This package contains PMMLForestClassifier
and PMMLGradientBoostingClassifier
.
A minimal working example is shown below:
from sklearn.datasets import load_iris
from sklearn.model_selection import train_test_split
import pandas as pd
import numpy as np
from sklearn_pmml_model.ensemble import PMMLForestClassifier
# Prepare data
iris = load_iris()
X = pd.DataFrame(iris.data)
X.columns = np.array(iris.feature_names)
y = pd.Series(np.array(iris.target_names)[iris.target])
y.name = "Class"
Xtr, Xte, ytr, yte = train_test_split(X, y, test_size=0.33, random_state=123)
clf = PMMLForestClassifier(pmml="models/randomForest.pmml")
clf.predict(Xte)
clf.score(Xte, yte)
To export using r2pmml
:
library("xgboost")
library("r2pmml")
data(iris)
iris_X = iris[, 1:4]
iris_y = as.integer(iris[, 5]) - 1
iris.matrix = model.matrix(~ . - 1, data = iris_X)
iris.DMatrix = xgb.DMatrix(iris.matrix, label = iris_y)
iris.fmap = as.fmap(iris.matrix)
# Train a model
iris.xgb = xgboost(data = iris.DMatrix, missing = NULL, objective = "multi:softmax", num_class = 3, nrounds = 13)
# Export the model to PMML
r2pmml(iris.xgb, "iris_xgb.pmml", fmap = iris.fmap, response_name = "Species", response_levels = c("setosa", "versicolor", "virginica"), missing = NULL, compact = TRUE)
And import:
from sklearn.datasets import load_iris
from sklearn.model_selection import train_test_split
import pandas as pd
import numpy as np
from sklearn_pmml_model.ensemble import PMMLGradientBoostingClassifier
# Prepare data
iris = load_iris()
X = pd.DataFrame(iris.data)
X.columns = np.array(iris.feature_names)
y = pd.Series(np.array(iris.target_names)[iris.target])
y.name = "Class"
Xtr, Xte, ytr, yte = train_test_split(X, y, test_size=0.33, random_state=123)
clf = PMMLGradientBoostingClassifier(pmml="models/gb-xgboost-iris.pmml")
clf.predict(Xte)
clf.score(Xte, yte)

Problem 1>
In two sentences, summarize the package page.
The rows that follow are unrelated to the package page.

Dataset excerpts>
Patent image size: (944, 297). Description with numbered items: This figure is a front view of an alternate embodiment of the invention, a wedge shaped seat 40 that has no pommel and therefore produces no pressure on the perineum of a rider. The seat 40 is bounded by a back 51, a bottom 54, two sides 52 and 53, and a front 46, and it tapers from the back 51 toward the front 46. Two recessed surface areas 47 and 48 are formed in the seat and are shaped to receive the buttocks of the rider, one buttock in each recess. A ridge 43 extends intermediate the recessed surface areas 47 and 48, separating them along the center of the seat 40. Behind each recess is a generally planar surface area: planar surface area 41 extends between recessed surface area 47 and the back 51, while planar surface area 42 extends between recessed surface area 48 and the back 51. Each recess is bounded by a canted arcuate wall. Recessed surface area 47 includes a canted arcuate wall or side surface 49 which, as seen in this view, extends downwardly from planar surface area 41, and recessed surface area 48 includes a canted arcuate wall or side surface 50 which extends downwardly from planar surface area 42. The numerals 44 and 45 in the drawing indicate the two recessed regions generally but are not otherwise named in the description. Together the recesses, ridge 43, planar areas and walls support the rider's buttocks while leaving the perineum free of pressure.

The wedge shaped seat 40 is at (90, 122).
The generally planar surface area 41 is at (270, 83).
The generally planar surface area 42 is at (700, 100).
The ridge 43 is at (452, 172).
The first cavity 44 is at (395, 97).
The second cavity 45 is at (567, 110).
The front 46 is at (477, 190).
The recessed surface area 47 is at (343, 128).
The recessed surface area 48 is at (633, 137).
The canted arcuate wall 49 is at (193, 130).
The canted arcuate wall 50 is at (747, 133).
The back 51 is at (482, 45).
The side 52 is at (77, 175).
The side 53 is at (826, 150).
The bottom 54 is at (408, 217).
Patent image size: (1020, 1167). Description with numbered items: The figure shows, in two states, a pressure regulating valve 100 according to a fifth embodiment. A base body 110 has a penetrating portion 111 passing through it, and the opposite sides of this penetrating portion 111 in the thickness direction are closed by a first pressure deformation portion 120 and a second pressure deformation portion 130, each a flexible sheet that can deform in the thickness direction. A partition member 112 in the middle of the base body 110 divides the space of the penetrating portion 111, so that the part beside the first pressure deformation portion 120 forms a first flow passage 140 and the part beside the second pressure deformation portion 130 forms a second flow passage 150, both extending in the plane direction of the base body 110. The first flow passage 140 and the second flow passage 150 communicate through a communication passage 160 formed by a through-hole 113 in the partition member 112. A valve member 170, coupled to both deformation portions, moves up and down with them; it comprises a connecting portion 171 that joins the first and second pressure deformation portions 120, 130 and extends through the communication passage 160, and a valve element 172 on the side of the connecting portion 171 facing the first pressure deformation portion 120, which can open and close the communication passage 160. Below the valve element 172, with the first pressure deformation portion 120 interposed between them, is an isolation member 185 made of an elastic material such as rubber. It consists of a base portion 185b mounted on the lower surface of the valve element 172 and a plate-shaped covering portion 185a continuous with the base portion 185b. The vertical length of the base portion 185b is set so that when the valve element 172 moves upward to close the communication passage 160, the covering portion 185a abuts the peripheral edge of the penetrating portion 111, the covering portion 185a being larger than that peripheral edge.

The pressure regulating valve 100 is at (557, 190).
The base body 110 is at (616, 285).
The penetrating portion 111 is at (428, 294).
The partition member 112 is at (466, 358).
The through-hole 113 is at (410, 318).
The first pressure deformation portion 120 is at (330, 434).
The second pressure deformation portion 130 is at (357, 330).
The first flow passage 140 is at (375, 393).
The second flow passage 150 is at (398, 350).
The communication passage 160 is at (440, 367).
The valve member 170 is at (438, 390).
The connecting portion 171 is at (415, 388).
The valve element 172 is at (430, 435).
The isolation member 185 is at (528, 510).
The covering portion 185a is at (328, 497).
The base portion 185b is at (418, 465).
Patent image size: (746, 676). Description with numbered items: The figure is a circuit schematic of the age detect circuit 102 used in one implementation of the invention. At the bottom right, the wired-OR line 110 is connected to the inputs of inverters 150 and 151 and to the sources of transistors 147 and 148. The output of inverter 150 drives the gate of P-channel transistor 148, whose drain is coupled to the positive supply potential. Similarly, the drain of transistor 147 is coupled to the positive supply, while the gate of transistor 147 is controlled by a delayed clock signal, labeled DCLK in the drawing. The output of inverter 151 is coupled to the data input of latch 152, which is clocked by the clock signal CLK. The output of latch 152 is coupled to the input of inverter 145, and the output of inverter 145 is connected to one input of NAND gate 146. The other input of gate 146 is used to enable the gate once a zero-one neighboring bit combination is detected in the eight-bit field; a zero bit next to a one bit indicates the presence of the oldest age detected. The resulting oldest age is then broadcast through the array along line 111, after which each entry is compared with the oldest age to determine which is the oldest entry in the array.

Problem 2>
Transcribe the stretch of rows from their first line through the line containing "The first cavity 44 is at (395, 97).", both ends included.

Solution 1>
The package page says the package contains PMMLForestClassifier and PMMLGradientBoostingClassifier, and gives a Python example that loads the iris data, splits it into training and test sets, and predicts and scores with a PMMLForestClassifier read from a PMML file. It then shows R code that trains an xgboost model on the iris data and exports it to PMML with r2pmml, followed by Python code that imports such a model with PMMLGradientBoostingClassifier.

Solution 2>
Patent image size: (944, 297). Description with numbered items: This figure is a front view of an alternate embodiment of the invention, a wedge shaped seat 40 that has no pommel and therefore produces no pressure on the perineum of a rider. The seat 40 is bounded by a back 51, a bottom 54, two sides 52 and 53, and a front 46, and it tapers from the back 51 toward the front 46. Two recessed surface areas 47 and 48 are formed in the seat and are shaped to receive the buttocks of the rider, one buttock in each recess. A ridge 43 extends intermediate the recessed surface areas 47 and 48, separating them along the center of the seat 40. Behind each recess is a generally planar surface area: planar surface area 41 extends between recessed surface area 47 and the back 51, while planar surface area 42 extends between recessed surface area 48 and the back 51. Each recess is bounded by a canted arcuate wall. Recessed surface area 47 includes a canted arcuate wall or side surface 49 which, as seen in this view, extends downwardly from planar surface area 41, and recessed surface area 48 includes a canted arcuate wall or side surface 50 which extends downwardly from planar surface area 42. The numerals 44 and 45 in the drawing indicate the two recessed regions generally but are not otherwise named in the description. Together the recesses, ridge 43, planar areas and walls support the rider's buttocks while leaving the perineum free of pressure.

The wedge shaped seat 40 is at (90, 122).
The generally planar surface area 41 is at (270, 83).
The generally planar surface area 42 is at (700, 100).
The ridge 43 is at (452, 172).
The first cavity 44 is at (395, 97).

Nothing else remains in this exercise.